Items from a data source
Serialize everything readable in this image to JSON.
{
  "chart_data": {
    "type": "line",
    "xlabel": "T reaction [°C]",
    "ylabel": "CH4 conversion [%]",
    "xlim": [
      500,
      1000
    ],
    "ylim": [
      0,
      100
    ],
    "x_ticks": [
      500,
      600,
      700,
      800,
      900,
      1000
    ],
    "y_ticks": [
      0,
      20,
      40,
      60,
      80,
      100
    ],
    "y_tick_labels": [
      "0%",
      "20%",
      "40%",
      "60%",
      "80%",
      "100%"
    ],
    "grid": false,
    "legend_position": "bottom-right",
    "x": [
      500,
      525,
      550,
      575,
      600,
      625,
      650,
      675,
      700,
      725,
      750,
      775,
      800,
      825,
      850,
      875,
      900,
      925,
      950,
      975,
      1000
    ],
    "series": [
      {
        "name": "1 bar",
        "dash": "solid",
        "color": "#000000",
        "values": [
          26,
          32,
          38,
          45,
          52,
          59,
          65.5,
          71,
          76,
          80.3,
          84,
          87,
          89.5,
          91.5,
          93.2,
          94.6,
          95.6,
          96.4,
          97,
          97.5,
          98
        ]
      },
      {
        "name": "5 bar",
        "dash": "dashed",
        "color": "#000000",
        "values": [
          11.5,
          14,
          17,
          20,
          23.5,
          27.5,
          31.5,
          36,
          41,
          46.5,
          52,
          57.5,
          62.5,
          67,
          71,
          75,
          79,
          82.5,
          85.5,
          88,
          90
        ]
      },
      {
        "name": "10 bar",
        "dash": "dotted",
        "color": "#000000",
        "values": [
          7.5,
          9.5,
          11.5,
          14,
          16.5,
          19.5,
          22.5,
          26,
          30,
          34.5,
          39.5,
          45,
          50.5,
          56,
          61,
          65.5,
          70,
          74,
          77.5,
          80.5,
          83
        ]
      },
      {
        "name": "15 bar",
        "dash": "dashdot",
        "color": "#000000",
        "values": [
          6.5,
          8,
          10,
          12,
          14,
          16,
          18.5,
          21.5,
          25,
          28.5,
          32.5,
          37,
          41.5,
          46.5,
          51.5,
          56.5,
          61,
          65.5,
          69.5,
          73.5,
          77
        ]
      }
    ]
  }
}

● **GOAL**
Among the lines of the data, identify those with the word "dash". Copy each of them.

● **THE COMPLETED TASK**
        "dash": "solid",
        "dash": "dashed",
        "dash": "dotted",
        "dash": "dashdot",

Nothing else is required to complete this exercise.